Goal: Copy every line of the data that contains the string "向特定外国实体支付固定".

Stored data
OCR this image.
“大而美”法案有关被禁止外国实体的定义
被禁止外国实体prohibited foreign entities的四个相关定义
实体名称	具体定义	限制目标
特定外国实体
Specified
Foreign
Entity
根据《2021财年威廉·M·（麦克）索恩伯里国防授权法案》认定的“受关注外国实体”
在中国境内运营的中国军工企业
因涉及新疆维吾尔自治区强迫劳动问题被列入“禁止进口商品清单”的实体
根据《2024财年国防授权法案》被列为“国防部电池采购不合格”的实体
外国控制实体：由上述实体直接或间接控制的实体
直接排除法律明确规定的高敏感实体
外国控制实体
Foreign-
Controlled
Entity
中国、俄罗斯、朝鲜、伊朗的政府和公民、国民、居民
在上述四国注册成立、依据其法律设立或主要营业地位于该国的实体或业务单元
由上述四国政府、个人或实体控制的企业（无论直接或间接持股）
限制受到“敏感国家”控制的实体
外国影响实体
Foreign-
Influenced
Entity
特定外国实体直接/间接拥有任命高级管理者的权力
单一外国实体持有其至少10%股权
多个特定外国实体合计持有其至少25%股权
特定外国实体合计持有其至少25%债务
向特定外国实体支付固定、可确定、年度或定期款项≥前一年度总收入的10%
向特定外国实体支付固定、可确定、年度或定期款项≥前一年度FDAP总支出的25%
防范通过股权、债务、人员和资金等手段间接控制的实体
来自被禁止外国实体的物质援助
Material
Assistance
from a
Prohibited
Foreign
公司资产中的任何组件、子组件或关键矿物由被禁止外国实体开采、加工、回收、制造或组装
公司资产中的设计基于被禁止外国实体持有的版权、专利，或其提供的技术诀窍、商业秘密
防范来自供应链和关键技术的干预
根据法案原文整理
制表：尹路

Output for this task:
向特定外国实体支付固定、可确定、年度或定期款项≥前一年度总收入的10%
向特定外国实体支付固定、可确定、年度或定期款项≥前一年度FDAP总支出的25%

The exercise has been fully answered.